▶ The task:
Check each line of the material below for "What". Report how many have it, with no other words.

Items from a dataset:
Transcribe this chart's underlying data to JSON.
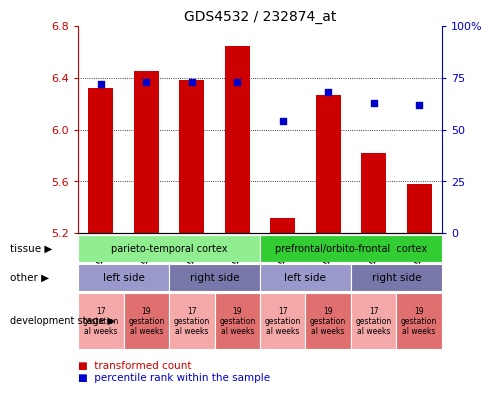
{
  "title": "GDS4532 / 232874_at",
  "samples": [
    "GSM543633",
    "GSM543632",
    "GSM543631",
    "GSM543630",
    "GSM543637",
    "GSM543636",
    "GSM543635",
    "GSM543634"
  ],
  "transformed_count": [
    6.32,
    6.45,
    6.38,
    6.65,
    5.32,
    6.27,
    5.82,
    5.58
  ],
  "percentile_rank": [
    72,
    73,
    73,
    73,
    54,
    68,
    63,
    62
  ],
  "ylim_left": [
    5.2,
    6.8
  ],
  "ylim_right": [
    0,
    100
  ],
  "yticks_left": [
    5.2,
    5.6,
    6.0,
    6.4,
    6.8
  ],
  "yticks_right": [
    0,
    25,
    50,
    75,
    100
  ],
  "bar_color": "#cc0000",
  "dot_color": "#0000cc",
  "bar_bottom": 5.2,
  "tissue_groups": [
    {
      "label": "parieto-temporal cortex",
      "start": 0,
      "end": 4,
      "color": "#90ee90"
    },
    {
      "label": "prefrontal/orbito-frontal  cortex",
      "start": 4,
      "end": 8,
      "color": "#32cd32"
    }
  ],
  "other_groups": [
    {
      "label": "left side",
      "start": 0,
      "end": 2,
      "color": "#9999cc"
    },
    {
      "label": "right side",
      "start": 2,
      "end": 4,
      "color": "#7777aa"
    },
    {
      "label": "left side",
      "start": 4,
      "end": 6,
      "color": "#9999cc"
    },
    {
      "label": "right side",
      "start": 6,
      "end": 8,
      "color": "#7777aa"
    }
  ],
  "dev_stage_labels": [
    "17\ngestation\nal weeks",
    "19\ngestation\nal weeks",
    "17\ngestation\nal weeks",
    "19\ngestation\nal weeks",
    "17\ngestation\nal weeks",
    "19\ngestation\nal weeks",
    "17\ngestation\nal weeks",
    "19\ngestation\nal weeks"
  ],
  "dev_stage_colors": [
    "#f4a9a8",
    "#e07070",
    "#f4a9a8",
    "#e07070",
    "#f4a9a8",
    "#e07070",
    "#f4a9a8",
    "#e07070"
  ],
  "row_labels": [
    "tissue",
    "other",
    "development stage"
  ],
  "legend_items": [
    {
      "label": "transformed count",
      "color": "#cc0000"
    },
    {
      "label": "percentile rank within the sample",
      "color": "#0000cc"
    }
  ],
  "tick_color_left": "#cc0000",
  "tick_color_right": "#0000cc",
  "grid_color": "#000000"
}
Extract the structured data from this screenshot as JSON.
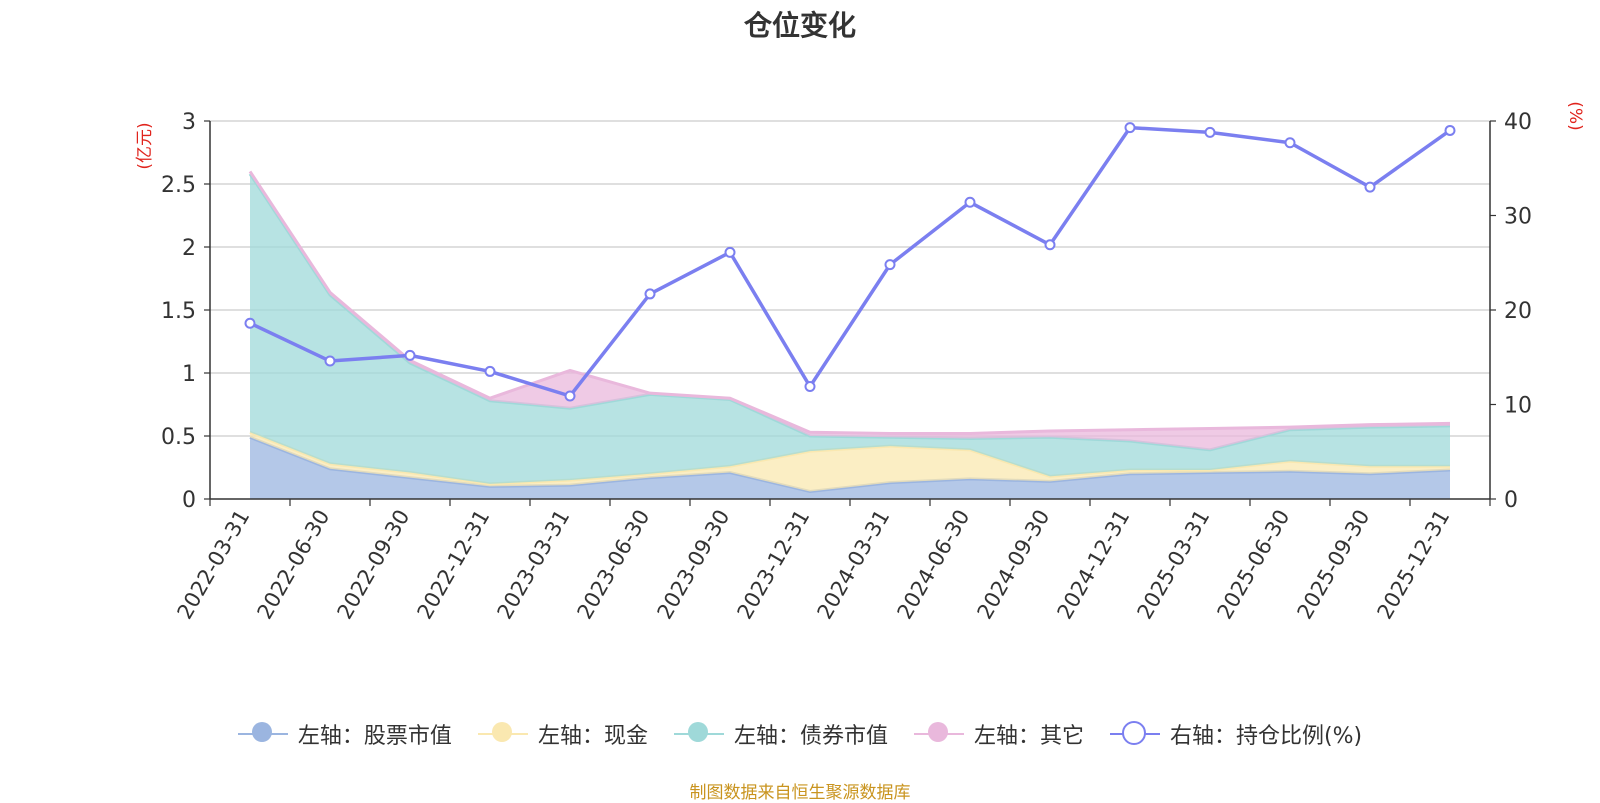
{
  "title": "仓位变化",
  "source_note": "制图数据来自恒生聚源数据库",
  "chart_data": {
    "type": "area",
    "title": "仓位变化",
    "categories": [
      "2022-03-31",
      "2022-06-30",
      "2022-09-30",
      "2022-12-31",
      "2023-03-31",
      "2023-06-30",
      "2023-09-30",
      "2023-12-31",
      "2024-03-31",
      "2024-06-30",
      "2024-09-30",
      "2024-12-31",
      "2025-03-31",
      "2025-06-30",
      "2025-09-30",
      "2025-12-31"
    ],
    "left_axis": {
      "unit_label": "(亿元)",
      "ylim": [
        0,
        3
      ],
      "ticks": [
        "0",
        "0.5",
        "1",
        "1.5",
        "2",
        "2.5",
        "3"
      ]
    },
    "right_axis": {
      "unit_label": "(%)",
      "ylim": [
        0,
        40
      ],
      "ticks": [
        "0",
        "10",
        "20",
        "30",
        "40"
      ]
    },
    "series": [
      {
        "name": "左轴：股票市值",
        "type": "stacked-area",
        "axis": "left",
        "color": "#9bb5e0",
        "values": [
          0.49,
          0.24,
          0.17,
          0.1,
          0.11,
          0.17,
          0.21,
          0.06,
          0.13,
          0.16,
          0.14,
          0.2,
          0.21,
          0.22,
          0.2,
          0.23
        ]
      },
      {
        "name": "左轴：现金",
        "type": "stacked-area",
        "axis": "left",
        "color": "#fae8b0",
        "values": [
          0.04,
          0.04,
          0.04,
          0.02,
          0.04,
          0.03,
          0.05,
          0.32,
          0.29,
          0.23,
          0.04,
          0.03,
          0.02,
          0.08,
          0.06,
          0.03
        ]
      },
      {
        "name": "左轴：债券市值",
        "type": "stacked-area",
        "axis": "left",
        "color": "#9fd9d9",
        "values": [
          2.05,
          1.34,
          0.87,
          0.66,
          0.57,
          0.63,
          0.53,
          0.12,
          0.07,
          0.09,
          0.31,
          0.23,
          0.16,
          0.25,
          0.31,
          0.32
        ]
      },
      {
        "name": "左轴：其它",
        "type": "stacked-area",
        "axis": "left",
        "color": "#e9b8dc",
        "values": [
          0.02,
          0.02,
          0.02,
          0.02,
          0.3,
          0.01,
          0.01,
          0.03,
          0.03,
          0.04,
          0.05,
          0.09,
          0.17,
          0.02,
          0.02,
          0.02
        ]
      },
      {
        "name": "右轴：持仓比例(%)",
        "type": "line",
        "axis": "right",
        "color": "#7b7ff0",
        "values": [
          18.6,
          14.6,
          15.2,
          13.5,
          10.9,
          21.7,
          26.1,
          11.9,
          24.8,
          31.4,
          26.9,
          39.3,
          38.8,
          37.7,
          33.0,
          39.0
        ]
      }
    ]
  }
}
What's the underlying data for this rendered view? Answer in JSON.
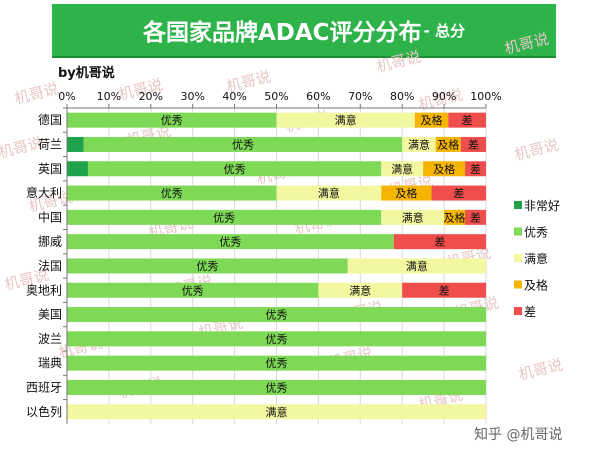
{
  "title": "各国家品牌ADAC评分分布",
  "subtitle": "- 总分",
  "byline": "by机哥说",
  "watermark": "机哥说",
  "footer": "知乎 @机哥说",
  "chart_data": {
    "type": "bar",
    "orientation": "horizontal",
    "stacked": true,
    "normalized": true,
    "x_axis_position": "top",
    "xlim": [
      0,
      100
    ],
    "x_ticks": [
      "0%",
      "10%",
      "20%",
      "30%",
      "40%",
      "50%",
      "60%",
      "70%",
      "80%",
      "90%",
      "100%"
    ],
    "legend_position": "right",
    "grid": true,
    "categories": [
      "德国",
      "荷兰",
      "英国",
      "意大利",
      "中国",
      "挪威",
      "法国",
      "奥地利",
      "美国",
      "波兰",
      "瑞典",
      "西班牙",
      "以色列"
    ],
    "series": [
      {
        "name": "非常好",
        "color": "#1ea34a",
        "values": [
          0,
          4,
          5,
          0,
          0,
          0,
          0,
          0,
          0,
          0,
          0,
          0,
          0
        ]
      },
      {
        "name": "优秀",
        "color": "#7ed957",
        "values": [
          50,
          76,
          70,
          50,
          75,
          78,
          67,
          60,
          100,
          100,
          100,
          100,
          0
        ]
      },
      {
        "name": "满意",
        "color": "#f2f7a0",
        "values": [
          33,
          8,
          10,
          25,
          15,
          0,
          33,
          20,
          0,
          0,
          0,
          0,
          100
        ]
      },
      {
        "name": "及格",
        "color": "#f4b400",
        "values": [
          8,
          6,
          10,
          12,
          5,
          0,
          0,
          0,
          0,
          0,
          0,
          0,
          0
        ]
      },
      {
        "name": "差",
        "color": "#f04d4d",
        "values": [
          9,
          6,
          5,
          13,
          5,
          22,
          0,
          20,
          0,
          0,
          0,
          0,
          0
        ]
      }
    ]
  }
}
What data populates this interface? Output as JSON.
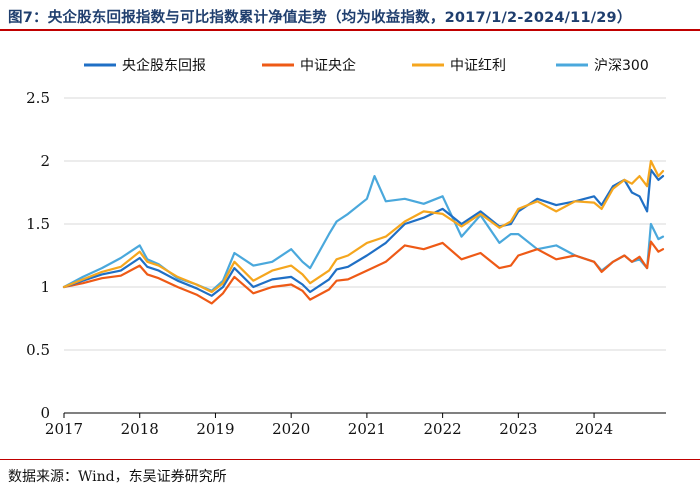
{
  "figure": {
    "title": "图7：央企股东回报指数与可比指数累计净值走势（均为收益指数，2017/1/2-2024/11/29）",
    "source": "数据来源：Wind，东吴证券研究所"
  },
  "colors": {
    "title": "#1f3e6e",
    "rule": "#c00000",
    "grid": "#d9d9d9",
    "axis": "#000000"
  },
  "chart_data": {
    "type": "line",
    "title": "央企股东回报指数与可比指数累计净值走势（均为收益指数，2017/1/2-2024/11/29）",
    "xlabel": "",
    "ylabel": "",
    "grid": true,
    "legend_position": "top",
    "xlim": [
      2017.0,
      2024.95
    ],
    "ylim": [
      0,
      2.5
    ],
    "yticks": [
      0,
      0.5,
      1,
      1.5,
      2,
      2.5
    ],
    "ytick_labels": [
      "0",
      "0.5",
      "1",
      "1.5",
      "2",
      "2.5"
    ],
    "xticks": [
      2017,
      2018,
      2019,
      2020,
      2021,
      2022,
      2023,
      2024
    ],
    "xtick_labels": [
      "2017",
      "2018",
      "2019",
      "2020",
      "2021",
      "2022",
      "2023",
      "2024"
    ],
    "series": [
      {
        "name": "央企股东回报",
        "color": "#1f6fc5",
        "x": [
          2017.0,
          2017.25,
          2017.5,
          2017.75,
          2018.0,
          2018.1,
          2018.25,
          2018.5,
          2018.75,
          2018.95,
          2019.1,
          2019.25,
          2019.5,
          2019.75,
          2020.0,
          2020.15,
          2020.25,
          2020.5,
          2020.6,
          2020.75,
          2021.0,
          2021.25,
          2021.5,
          2021.75,
          2022.0,
          2022.25,
          2022.5,
          2022.75,
          2022.9,
          2023.0,
          2023.25,
          2023.5,
          2023.75,
          2024.0,
          2024.1,
          2024.25,
          2024.4,
          2024.5,
          2024.6,
          2024.7,
          2024.75,
          2024.85,
          2024.91
        ],
        "values": [
          1.0,
          1.05,
          1.1,
          1.13,
          1.23,
          1.16,
          1.13,
          1.05,
          0.99,
          0.93,
          1.0,
          1.15,
          1.0,
          1.06,
          1.08,
          1.02,
          0.96,
          1.06,
          1.14,
          1.16,
          1.25,
          1.35,
          1.5,
          1.55,
          1.62,
          1.5,
          1.6,
          1.48,
          1.5,
          1.6,
          1.7,
          1.65,
          1.68,
          1.72,
          1.65,
          1.8,
          1.85,
          1.75,
          1.72,
          1.6,
          1.93,
          1.85,
          1.88
        ]
      },
      {
        "name": "中证央企",
        "color": "#ee5a16",
        "x": [
          2017.0,
          2017.25,
          2017.5,
          2017.75,
          2018.0,
          2018.1,
          2018.25,
          2018.5,
          2018.75,
          2018.95,
          2019.1,
          2019.25,
          2019.5,
          2019.75,
          2020.0,
          2020.15,
          2020.25,
          2020.5,
          2020.6,
          2020.75,
          2021.0,
          2021.25,
          2021.5,
          2021.75,
          2022.0,
          2022.25,
          2022.5,
          2022.75,
          2022.9,
          2023.0,
          2023.25,
          2023.5,
          2023.75,
          2024.0,
          2024.1,
          2024.25,
          2024.4,
          2024.5,
          2024.6,
          2024.7,
          2024.75,
          2024.85,
          2024.91
        ],
        "values": [
          1.0,
          1.03,
          1.07,
          1.09,
          1.17,
          1.1,
          1.07,
          1.0,
          0.94,
          0.87,
          0.95,
          1.08,
          0.95,
          1.0,
          1.02,
          0.97,
          0.9,
          0.98,
          1.05,
          1.06,
          1.13,
          1.2,
          1.33,
          1.3,
          1.35,
          1.22,
          1.27,
          1.15,
          1.17,
          1.25,
          1.3,
          1.22,
          1.25,
          1.2,
          1.12,
          1.2,
          1.25,
          1.2,
          1.24,
          1.15,
          1.36,
          1.28,
          1.3
        ]
      },
      {
        "name": "中证红利",
        "color": "#f5a61e",
        "x": [
          2017.0,
          2017.25,
          2017.5,
          2017.75,
          2018.0,
          2018.1,
          2018.25,
          2018.5,
          2018.75,
          2018.95,
          2019.1,
          2019.25,
          2019.5,
          2019.75,
          2020.0,
          2020.15,
          2020.25,
          2020.5,
          2020.6,
          2020.75,
          2021.0,
          2021.25,
          2021.5,
          2021.75,
          2022.0,
          2022.25,
          2022.5,
          2022.75,
          2022.9,
          2023.0,
          2023.25,
          2023.5,
          2023.75,
          2024.0,
          2024.1,
          2024.25,
          2024.4,
          2024.5,
          2024.6,
          2024.7,
          2024.75,
          2024.85,
          2024.91
        ],
        "values": [
          1.0,
          1.06,
          1.12,
          1.16,
          1.28,
          1.2,
          1.17,
          1.08,
          1.02,
          0.96,
          1.03,
          1.2,
          1.05,
          1.13,
          1.17,
          1.1,
          1.03,
          1.13,
          1.22,
          1.25,
          1.35,
          1.4,
          1.52,
          1.6,
          1.58,
          1.48,
          1.58,
          1.47,
          1.52,
          1.62,
          1.68,
          1.6,
          1.68,
          1.67,
          1.62,
          1.78,
          1.85,
          1.82,
          1.88,
          1.8,
          2.0,
          1.88,
          1.92
        ]
      },
      {
        "name": "沪深300",
        "color": "#4aa8dc",
        "x": [
          2017.0,
          2017.25,
          2017.5,
          2017.75,
          2018.0,
          2018.1,
          2018.25,
          2018.5,
          2018.75,
          2018.95,
          2019.1,
          2019.25,
          2019.5,
          2019.75,
          2020.0,
          2020.15,
          2020.25,
          2020.5,
          2020.6,
          2020.75,
          2021.0,
          2021.1,
          2021.25,
          2021.5,
          2021.75,
          2022.0,
          2022.25,
          2022.5,
          2022.75,
          2022.9,
          2023.0,
          2023.25,
          2023.5,
          2023.75,
          2024.0,
          2024.1,
          2024.25,
          2024.4,
          2024.5,
          2024.6,
          2024.7,
          2024.75,
          2024.85,
          2024.91
        ],
        "values": [
          1.0,
          1.08,
          1.15,
          1.23,
          1.33,
          1.22,
          1.18,
          1.07,
          1.02,
          0.97,
          1.05,
          1.27,
          1.17,
          1.2,
          1.3,
          1.2,
          1.15,
          1.42,
          1.52,
          1.58,
          1.7,
          1.88,
          1.68,
          1.7,
          1.66,
          1.72,
          1.4,
          1.57,
          1.35,
          1.42,
          1.42,
          1.3,
          1.33,
          1.25,
          1.2,
          1.13,
          1.2,
          1.25,
          1.2,
          1.22,
          1.15,
          1.5,
          1.38,
          1.4
        ]
      }
    ]
  }
}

▶ Correct answer:
2